REQUEST ::
Please copy the records below word for word, from their first line through the line containing "- echo-cell: [725, 241, 738, 253]", including that line, and nothing further.
* Start DATA PROVIDED *
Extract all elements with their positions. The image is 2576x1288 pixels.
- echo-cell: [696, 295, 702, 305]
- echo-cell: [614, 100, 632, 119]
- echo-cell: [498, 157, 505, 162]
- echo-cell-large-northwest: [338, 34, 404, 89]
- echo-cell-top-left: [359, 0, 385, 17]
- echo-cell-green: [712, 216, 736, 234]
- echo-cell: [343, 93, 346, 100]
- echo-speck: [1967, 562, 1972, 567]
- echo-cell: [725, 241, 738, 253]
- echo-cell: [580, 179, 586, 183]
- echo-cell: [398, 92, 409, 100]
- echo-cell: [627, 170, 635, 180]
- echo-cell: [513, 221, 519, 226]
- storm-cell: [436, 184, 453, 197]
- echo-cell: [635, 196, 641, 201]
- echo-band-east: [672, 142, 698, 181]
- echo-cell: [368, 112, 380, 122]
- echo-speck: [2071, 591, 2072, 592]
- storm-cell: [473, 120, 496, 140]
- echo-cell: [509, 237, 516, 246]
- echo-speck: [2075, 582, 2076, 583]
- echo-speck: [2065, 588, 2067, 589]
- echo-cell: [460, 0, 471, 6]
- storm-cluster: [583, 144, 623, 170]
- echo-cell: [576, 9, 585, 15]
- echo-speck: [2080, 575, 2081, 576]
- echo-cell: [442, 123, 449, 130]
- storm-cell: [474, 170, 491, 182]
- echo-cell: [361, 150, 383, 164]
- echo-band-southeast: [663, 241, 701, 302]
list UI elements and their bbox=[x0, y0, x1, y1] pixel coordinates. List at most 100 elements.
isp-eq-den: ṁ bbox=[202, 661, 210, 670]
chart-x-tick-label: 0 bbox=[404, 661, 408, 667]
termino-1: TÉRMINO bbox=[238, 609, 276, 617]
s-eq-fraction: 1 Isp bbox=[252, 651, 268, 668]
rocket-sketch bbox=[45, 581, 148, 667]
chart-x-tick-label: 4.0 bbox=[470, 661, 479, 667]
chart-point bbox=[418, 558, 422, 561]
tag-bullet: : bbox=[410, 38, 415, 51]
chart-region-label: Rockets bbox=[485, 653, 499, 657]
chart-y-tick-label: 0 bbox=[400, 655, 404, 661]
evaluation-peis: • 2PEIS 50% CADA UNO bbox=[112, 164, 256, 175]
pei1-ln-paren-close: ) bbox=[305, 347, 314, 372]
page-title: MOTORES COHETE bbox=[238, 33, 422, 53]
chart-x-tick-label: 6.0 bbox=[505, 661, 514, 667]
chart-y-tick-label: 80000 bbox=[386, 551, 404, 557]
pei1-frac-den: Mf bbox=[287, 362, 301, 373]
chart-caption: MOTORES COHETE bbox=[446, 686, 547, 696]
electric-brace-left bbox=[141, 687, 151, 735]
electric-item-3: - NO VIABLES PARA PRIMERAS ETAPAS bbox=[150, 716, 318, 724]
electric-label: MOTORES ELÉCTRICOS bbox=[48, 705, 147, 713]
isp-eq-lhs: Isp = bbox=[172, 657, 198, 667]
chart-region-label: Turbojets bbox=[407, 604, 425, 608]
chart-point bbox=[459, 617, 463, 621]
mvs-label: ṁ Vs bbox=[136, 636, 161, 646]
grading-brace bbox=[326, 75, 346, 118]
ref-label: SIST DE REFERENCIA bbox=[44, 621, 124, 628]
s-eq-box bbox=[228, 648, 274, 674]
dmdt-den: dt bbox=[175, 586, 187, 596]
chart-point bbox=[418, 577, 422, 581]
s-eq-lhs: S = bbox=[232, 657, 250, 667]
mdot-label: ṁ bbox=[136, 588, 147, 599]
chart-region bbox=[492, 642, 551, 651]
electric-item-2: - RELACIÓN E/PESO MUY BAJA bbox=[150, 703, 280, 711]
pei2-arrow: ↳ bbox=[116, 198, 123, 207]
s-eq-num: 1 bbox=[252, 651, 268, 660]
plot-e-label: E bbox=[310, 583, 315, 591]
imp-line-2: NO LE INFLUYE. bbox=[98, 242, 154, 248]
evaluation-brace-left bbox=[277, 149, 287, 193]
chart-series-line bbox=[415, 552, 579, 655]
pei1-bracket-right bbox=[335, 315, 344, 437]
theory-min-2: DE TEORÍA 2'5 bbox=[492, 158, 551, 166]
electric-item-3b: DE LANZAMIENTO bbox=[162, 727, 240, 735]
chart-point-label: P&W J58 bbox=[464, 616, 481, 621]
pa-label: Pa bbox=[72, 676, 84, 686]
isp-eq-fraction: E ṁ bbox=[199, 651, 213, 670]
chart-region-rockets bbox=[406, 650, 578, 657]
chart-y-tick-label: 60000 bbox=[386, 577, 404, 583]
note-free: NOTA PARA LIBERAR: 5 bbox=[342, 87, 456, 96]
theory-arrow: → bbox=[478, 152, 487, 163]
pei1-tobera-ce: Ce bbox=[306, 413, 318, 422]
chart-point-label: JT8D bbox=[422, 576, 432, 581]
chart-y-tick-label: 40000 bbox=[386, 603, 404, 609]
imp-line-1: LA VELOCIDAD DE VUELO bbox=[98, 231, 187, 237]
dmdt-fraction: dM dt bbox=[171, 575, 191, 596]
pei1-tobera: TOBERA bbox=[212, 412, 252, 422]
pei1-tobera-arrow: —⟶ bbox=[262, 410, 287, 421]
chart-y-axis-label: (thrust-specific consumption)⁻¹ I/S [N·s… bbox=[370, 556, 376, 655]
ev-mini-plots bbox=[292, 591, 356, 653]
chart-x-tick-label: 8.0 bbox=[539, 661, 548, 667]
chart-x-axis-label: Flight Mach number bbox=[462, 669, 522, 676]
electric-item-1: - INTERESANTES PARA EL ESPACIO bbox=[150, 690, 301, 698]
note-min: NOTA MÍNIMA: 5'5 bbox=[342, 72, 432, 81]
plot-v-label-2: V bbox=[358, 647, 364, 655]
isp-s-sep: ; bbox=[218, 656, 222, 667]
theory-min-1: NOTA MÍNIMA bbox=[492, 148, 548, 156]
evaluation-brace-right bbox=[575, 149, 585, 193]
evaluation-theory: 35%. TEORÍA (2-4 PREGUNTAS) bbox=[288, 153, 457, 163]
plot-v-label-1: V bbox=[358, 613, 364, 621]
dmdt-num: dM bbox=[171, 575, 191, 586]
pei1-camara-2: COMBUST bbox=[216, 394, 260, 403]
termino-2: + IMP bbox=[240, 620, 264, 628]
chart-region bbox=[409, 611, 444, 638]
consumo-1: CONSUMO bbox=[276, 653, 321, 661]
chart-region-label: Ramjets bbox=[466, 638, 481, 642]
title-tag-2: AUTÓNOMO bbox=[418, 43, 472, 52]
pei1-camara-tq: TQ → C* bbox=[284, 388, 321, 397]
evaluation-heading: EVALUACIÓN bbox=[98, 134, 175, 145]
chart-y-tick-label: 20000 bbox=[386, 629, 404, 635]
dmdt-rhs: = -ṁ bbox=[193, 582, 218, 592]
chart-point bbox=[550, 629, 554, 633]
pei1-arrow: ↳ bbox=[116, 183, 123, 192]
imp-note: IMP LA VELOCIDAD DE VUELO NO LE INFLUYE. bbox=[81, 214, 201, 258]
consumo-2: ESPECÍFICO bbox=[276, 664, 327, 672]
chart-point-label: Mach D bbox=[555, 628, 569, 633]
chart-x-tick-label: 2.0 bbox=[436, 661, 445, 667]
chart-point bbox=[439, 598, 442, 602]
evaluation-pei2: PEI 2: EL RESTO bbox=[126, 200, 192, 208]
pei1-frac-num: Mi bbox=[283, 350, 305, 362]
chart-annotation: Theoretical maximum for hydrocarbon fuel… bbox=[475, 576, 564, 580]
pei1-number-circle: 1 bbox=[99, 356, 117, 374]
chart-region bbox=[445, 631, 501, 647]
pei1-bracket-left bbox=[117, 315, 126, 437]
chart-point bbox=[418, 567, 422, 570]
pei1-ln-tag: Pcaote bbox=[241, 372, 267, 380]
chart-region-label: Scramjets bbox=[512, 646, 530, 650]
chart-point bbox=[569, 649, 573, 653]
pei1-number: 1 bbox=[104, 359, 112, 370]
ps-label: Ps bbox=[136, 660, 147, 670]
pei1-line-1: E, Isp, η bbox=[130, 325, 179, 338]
* End DATA PROVIDED *
COMPLETE RESPONSE ::
Extract all elements with their positions. The image is 2576x1288 pixels.
- echo-cell: [696, 295, 702, 305]
- echo-cell: [614, 100, 632, 119]
- echo-cell: [498, 157, 505, 162]
- echo-cell-large-northwest: [338, 34, 404, 89]
- echo-cell-top-left: [359, 0, 385, 17]
- echo-cell-green: [712, 216, 736, 234]
- echo-cell: [343, 93, 346, 100]
- echo-speck: [1967, 562, 1972, 567]
- echo-cell: [725, 241, 738, 253]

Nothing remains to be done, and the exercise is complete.